PROBLEM STATEMENT
From the entries below, gather each line containing the word "People".
— BEGIN —
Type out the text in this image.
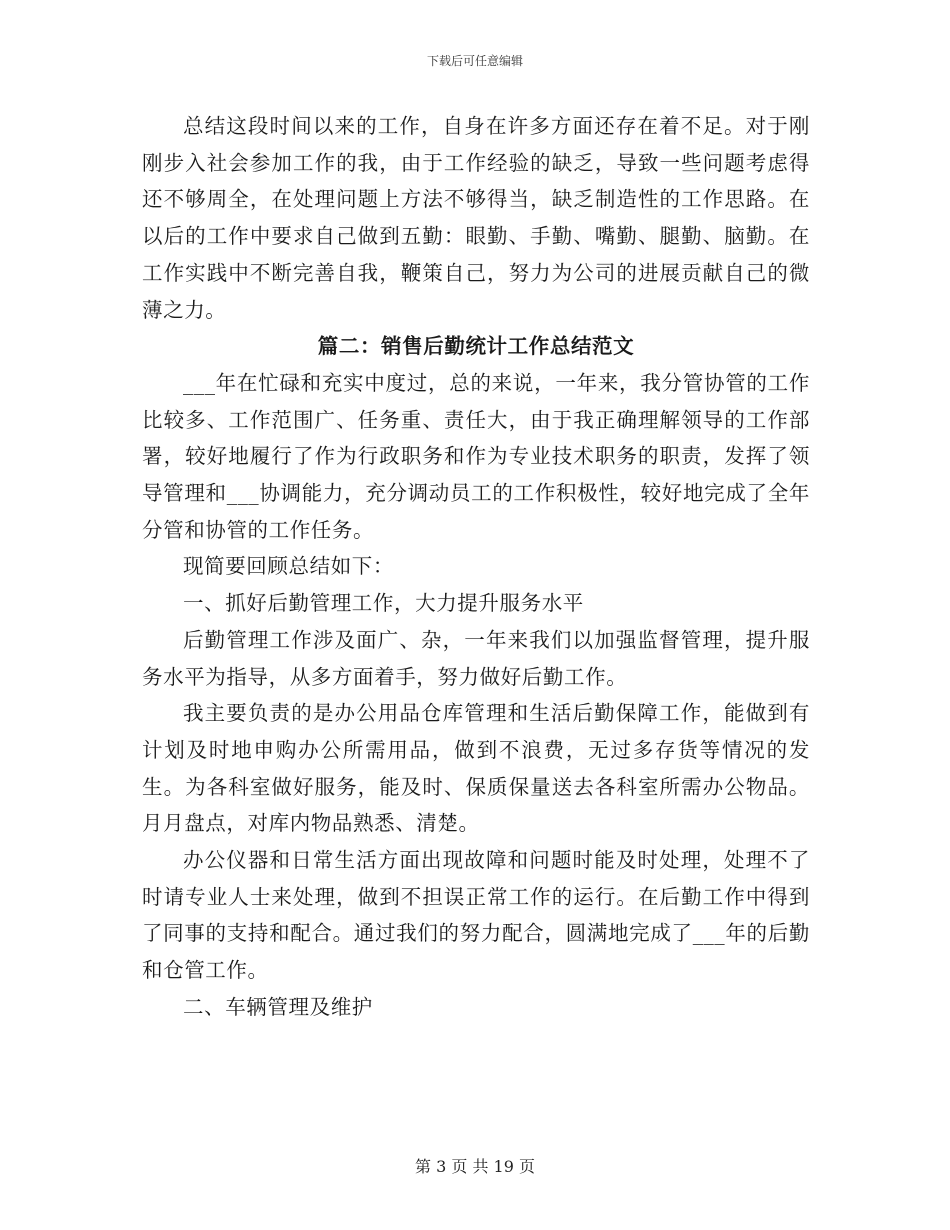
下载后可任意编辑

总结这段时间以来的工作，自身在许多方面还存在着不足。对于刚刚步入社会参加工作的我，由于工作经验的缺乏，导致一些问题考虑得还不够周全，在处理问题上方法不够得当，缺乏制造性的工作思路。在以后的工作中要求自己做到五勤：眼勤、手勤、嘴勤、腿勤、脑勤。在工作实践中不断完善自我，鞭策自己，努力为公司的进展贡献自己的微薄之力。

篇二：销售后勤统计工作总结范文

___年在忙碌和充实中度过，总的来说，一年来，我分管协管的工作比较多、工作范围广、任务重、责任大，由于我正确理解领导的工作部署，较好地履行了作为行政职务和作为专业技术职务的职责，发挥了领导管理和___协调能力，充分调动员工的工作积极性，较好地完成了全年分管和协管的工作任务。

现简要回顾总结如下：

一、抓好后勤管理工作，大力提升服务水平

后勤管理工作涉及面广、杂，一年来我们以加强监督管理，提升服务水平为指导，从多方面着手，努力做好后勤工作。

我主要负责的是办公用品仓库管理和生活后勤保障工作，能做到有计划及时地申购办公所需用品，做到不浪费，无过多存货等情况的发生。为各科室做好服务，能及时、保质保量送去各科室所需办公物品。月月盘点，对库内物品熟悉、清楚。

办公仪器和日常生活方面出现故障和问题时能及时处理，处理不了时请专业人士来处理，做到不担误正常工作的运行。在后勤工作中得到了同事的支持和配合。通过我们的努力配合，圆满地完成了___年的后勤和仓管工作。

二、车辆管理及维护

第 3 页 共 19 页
— END —
— BEGIN —
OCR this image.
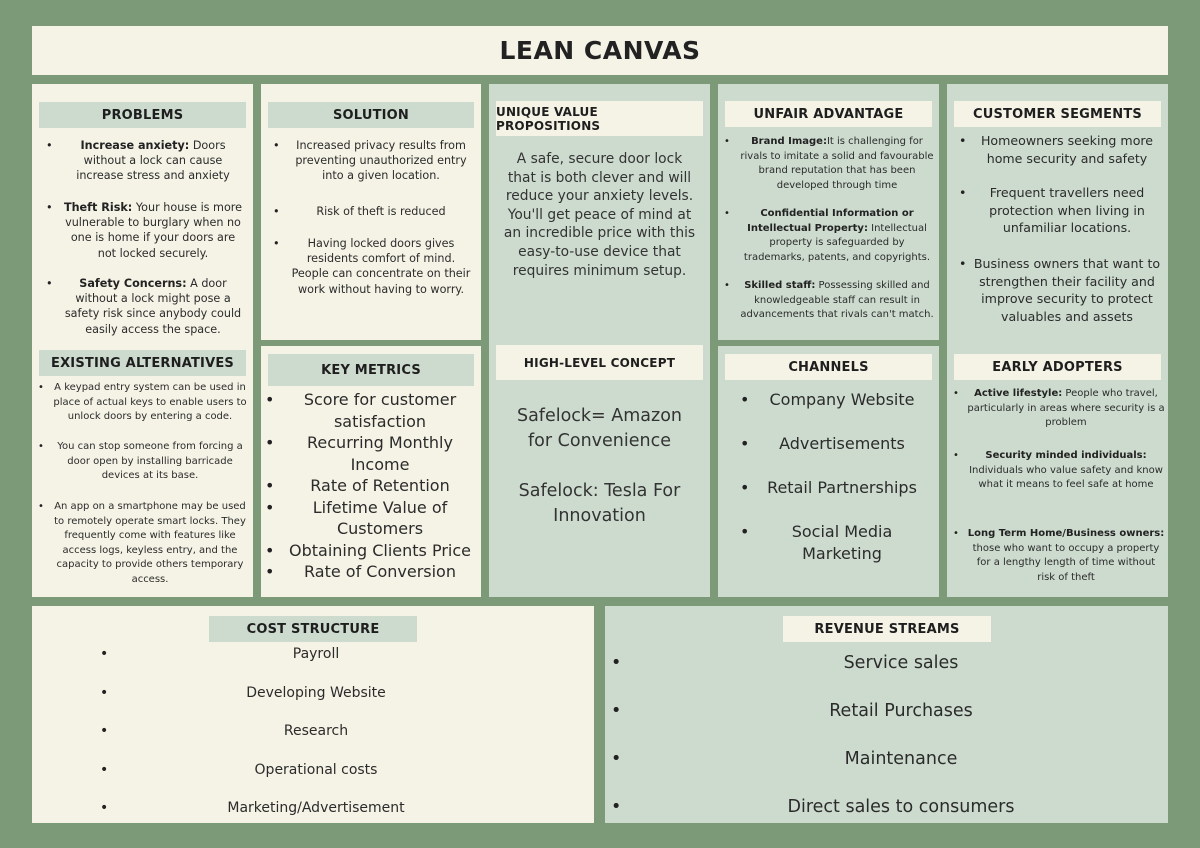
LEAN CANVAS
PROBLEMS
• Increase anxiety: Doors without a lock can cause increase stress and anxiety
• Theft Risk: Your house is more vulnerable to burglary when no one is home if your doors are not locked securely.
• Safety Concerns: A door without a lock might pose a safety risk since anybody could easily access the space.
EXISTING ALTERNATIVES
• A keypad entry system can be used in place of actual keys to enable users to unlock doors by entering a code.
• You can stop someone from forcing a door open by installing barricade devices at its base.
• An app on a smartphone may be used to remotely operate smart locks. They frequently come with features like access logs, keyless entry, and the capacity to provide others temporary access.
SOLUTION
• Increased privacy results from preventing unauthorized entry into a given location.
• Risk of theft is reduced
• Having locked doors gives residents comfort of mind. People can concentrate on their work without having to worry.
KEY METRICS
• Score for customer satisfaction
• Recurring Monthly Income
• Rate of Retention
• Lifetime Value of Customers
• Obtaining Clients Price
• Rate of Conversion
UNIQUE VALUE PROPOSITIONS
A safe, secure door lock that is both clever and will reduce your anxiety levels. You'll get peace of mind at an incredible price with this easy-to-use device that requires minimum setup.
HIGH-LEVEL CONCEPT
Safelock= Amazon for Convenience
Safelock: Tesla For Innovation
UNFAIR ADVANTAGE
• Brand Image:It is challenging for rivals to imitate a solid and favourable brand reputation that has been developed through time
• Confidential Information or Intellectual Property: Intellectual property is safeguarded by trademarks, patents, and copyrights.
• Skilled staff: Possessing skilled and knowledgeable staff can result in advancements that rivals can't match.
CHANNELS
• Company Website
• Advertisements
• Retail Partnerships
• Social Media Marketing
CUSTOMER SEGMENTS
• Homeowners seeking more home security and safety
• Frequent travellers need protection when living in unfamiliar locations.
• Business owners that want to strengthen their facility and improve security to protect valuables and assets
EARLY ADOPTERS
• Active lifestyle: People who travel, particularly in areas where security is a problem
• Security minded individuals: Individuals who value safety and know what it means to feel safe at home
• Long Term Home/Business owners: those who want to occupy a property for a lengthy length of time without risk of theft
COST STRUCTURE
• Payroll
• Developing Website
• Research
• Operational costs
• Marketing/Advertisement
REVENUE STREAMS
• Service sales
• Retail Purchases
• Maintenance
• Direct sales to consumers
— END —
— BEGIN —
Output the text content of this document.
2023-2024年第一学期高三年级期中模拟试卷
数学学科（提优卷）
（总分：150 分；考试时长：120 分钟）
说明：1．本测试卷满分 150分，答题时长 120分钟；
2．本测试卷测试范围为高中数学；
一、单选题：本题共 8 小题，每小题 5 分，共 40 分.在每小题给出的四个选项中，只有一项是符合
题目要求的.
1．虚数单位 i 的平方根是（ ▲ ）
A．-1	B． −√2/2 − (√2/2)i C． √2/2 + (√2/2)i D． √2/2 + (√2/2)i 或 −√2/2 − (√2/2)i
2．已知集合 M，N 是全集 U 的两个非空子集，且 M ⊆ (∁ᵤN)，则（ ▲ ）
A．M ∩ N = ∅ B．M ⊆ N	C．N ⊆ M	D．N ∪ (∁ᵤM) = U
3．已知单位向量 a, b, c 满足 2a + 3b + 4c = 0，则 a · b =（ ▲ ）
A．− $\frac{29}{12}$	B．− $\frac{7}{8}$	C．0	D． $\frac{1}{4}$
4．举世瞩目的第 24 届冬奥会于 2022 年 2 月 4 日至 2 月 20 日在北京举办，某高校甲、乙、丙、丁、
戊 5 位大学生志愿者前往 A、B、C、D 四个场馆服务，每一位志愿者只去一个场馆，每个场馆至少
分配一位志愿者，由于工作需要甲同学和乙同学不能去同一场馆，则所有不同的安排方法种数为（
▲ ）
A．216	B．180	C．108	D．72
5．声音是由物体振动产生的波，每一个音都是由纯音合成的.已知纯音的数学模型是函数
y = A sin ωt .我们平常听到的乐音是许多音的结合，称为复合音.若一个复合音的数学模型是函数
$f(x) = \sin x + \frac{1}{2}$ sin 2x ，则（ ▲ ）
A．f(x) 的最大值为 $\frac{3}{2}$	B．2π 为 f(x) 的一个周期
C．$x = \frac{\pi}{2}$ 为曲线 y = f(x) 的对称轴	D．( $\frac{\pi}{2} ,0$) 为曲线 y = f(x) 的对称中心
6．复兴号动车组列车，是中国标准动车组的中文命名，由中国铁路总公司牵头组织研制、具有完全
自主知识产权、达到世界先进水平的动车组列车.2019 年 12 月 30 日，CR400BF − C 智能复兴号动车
— END —
CORRECT ANSWER
• Having locked doors gives residents comfort of mind. People can concentrate on their work without having to worry.
• Active lifestyle: People who travel, particularly in areas where security is a problem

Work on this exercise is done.